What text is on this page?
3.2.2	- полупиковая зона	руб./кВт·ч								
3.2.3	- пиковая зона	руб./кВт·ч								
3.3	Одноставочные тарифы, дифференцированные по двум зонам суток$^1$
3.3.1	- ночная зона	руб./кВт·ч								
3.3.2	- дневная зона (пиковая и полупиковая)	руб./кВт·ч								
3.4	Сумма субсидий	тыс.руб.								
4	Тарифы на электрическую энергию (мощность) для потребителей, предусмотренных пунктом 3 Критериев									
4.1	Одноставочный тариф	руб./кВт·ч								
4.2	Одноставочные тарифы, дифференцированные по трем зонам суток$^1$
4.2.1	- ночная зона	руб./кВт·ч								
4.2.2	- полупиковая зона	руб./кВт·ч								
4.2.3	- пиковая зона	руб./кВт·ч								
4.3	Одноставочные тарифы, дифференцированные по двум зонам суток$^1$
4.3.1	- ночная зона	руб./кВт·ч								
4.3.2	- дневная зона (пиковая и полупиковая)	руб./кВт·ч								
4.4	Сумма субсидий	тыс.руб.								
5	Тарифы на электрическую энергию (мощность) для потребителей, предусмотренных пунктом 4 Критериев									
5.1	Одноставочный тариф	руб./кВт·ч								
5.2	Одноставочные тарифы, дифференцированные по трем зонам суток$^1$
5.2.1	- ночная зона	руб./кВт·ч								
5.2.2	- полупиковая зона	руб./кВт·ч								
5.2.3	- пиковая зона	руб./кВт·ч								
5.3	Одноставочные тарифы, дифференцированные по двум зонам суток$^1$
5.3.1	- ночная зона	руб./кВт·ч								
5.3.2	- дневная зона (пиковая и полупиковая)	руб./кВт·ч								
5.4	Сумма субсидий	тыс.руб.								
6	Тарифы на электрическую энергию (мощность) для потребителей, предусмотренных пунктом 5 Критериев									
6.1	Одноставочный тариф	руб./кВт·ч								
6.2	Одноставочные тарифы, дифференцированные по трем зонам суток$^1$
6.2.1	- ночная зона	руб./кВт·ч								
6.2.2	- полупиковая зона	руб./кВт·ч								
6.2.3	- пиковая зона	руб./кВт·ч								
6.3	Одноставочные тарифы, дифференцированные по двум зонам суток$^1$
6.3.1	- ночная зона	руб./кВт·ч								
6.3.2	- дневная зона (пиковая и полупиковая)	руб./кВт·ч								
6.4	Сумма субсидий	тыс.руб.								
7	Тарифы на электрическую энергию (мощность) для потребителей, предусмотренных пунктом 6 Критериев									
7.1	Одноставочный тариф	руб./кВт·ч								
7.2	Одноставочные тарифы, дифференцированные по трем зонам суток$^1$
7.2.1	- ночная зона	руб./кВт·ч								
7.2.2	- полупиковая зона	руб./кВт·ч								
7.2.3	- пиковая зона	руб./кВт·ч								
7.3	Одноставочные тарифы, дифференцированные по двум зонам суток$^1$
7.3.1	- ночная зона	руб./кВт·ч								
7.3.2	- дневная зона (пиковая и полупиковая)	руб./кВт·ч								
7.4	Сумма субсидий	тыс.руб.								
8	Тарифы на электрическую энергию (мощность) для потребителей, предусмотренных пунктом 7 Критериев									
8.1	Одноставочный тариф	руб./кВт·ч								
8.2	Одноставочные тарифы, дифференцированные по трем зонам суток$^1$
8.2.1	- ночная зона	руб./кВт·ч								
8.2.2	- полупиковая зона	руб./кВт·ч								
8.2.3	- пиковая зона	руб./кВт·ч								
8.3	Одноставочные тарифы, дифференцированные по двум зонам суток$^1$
_ _ _ _ _ _ _
Task details >> All of the data needs to be reproduced exactly, with no line missing.

Result >>
What text is on this page?
3.2.2	- полупиковая зона	руб./кВт·ч								
3.2.3	- пиковая зона	руб./кВт·ч								
3.3	Одноставочные тарифы, дифференцированные по двум зонам суток$^1$
3.3.1	- ночная зона	руб./кВт·ч								
3.3.2	- дневная зона (пиковая и полупиковая)	руб./кВт·ч								
3.4	Сумма субсидий	тыс.руб.								
4	Тарифы на электрическую энергию (мощность) для потребителей, предусмотренных пунктом 3 Критериев									
4.1	Одноставочный тариф	руб./кВт·ч								
4.2	Одноставочные тарифы, дифференцированные по трем зонам суток$^1$
4.2.1	- ночная зона	руб./кВт·ч								
4.2.2	- полупиковая зона	руб./кВт·ч								
4.2.3	- пиковая зона	руб./кВт·ч								
4.3	Одноставочные тарифы, дифференцированные по двум зонам суток$^1$
4.3.1	- ночная зона	руб./кВт·ч								
4.3.2	- дневная зона (пиковая и полупиковая)	руб./кВт·ч								
4.4	Сумма субсидий	тыс.руб.								
5	Тарифы на электрическую энергию (мощность) для потребителей, предусмотренных пунктом 4 Критериев									
5.1	Одноставочный тариф	руб./кВт·ч								
5.2	Одноставочные тарифы, дифференцированные по трем зонам суток$^1$
5.2.1	- ночная зона	руб./кВт·ч								
5.2.2	- полупиковая зона	руб./кВт·ч								
5.2.3	- пиковая зона	руб./кВт·ч								
5.3	Одноставочные тарифы, дифференцированные по двум зонам суток$^1$
5.3.1	- ночная зона	руб./кВт·ч								
5.3.2	- дневная зона (пиковая и полупиковая)	руб./кВт·ч								
5.4	Сумма субсидий	тыс.руб.								
6	Тарифы на электрическую энергию (мощность) для потребителей, предусмотренных пунктом 5 Критериев									
6.1	Одноставочный тариф	руб./кВт·ч								
6.2	Одноставочные тарифы, дифференцированные по трем зонам суток$^1$
6.2.1	- ночная зона	руб./кВт·ч								
6.2.2	- полупиковая зона	руб./кВт·ч								
6.2.3	- пиковая зона	руб./кВт·ч								
6.3	Одноставочные тарифы, дифференцированные по двум зонам суток$^1$
6.3.1	- ночная зона	руб./кВт·ч								
6.3.2	- дневная зона (пиковая и полупиковая)	руб./кВт·ч								
6.4	Сумма субсидий	тыс.руб.								
7	Тарифы на электрическую энергию (мощность) для потребителей, предусмотренных пунктом 6 Критериев									
7.1	Одноставочный тариф	руб./кВт·ч								
7.2	Одноставочные тарифы, дифференцированные по трем зонам суток$^1$
7.2.1	- ночная зона	руб./кВт·ч								
7.2.2	- полупиковая зона	руб./кВт·ч								
7.2.3	- пиковая зона	руб./кВт·ч								
7.3	Одноставочные тарифы, дифференцированные по двум зонам суток$^1$
7.3.1	- ночная зона	руб./кВт·ч								
7.3.2	- дневная зона (пиковая и полупиковая)	руб./кВт·ч								
7.4	Сумма субсидий	тыс.руб.								
8	Тарифы на электрическую энергию (мощность) для потребителей, предусмотренных пунктом 7 Критериев									
8.1	Одноставочный тариф	руб./кВт·ч								
8.2	Одноставочные тарифы, дифференцированные по трем зонам суток$^1$
8.2.1	- ночная зона	руб./кВт·ч								
8.2.2	- полупиковая зона	руб./кВт·ч								
8.2.3	- пиковая зона	руб./кВт·ч								
8.3	Одноставочные тарифы, дифференцированные по двум зонам суток$^1$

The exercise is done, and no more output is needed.